**Data provided**:
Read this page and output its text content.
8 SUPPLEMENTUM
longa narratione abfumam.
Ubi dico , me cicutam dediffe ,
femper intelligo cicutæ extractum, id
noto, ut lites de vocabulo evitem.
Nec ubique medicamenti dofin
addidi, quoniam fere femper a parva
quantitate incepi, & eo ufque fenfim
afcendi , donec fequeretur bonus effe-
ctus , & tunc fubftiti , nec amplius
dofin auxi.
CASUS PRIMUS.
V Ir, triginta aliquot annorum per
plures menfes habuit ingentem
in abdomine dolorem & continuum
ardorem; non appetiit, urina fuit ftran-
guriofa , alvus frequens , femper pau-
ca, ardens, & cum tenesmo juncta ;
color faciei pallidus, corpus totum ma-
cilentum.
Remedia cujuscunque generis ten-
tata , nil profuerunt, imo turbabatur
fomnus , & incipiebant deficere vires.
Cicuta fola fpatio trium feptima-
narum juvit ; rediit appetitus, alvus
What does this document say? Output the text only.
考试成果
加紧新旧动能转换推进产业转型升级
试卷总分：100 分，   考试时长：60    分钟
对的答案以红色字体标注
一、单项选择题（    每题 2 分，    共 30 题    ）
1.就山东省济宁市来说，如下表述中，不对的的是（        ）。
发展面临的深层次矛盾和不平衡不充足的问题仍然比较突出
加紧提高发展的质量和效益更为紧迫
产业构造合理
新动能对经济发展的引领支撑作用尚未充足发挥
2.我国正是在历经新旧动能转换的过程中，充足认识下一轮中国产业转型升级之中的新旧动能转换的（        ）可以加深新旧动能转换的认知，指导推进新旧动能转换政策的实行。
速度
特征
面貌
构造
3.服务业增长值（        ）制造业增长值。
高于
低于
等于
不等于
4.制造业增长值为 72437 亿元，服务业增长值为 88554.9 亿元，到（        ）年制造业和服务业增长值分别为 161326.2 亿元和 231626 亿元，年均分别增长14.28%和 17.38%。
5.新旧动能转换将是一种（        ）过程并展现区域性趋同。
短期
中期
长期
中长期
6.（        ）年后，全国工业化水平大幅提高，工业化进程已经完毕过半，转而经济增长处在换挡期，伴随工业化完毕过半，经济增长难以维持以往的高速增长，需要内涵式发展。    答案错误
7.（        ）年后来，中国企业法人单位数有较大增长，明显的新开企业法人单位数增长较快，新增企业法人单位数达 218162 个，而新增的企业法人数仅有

**Task to complete**: Count every line in the entries above where the word "femper" appears; respond with the number alone.

**Reply**: 3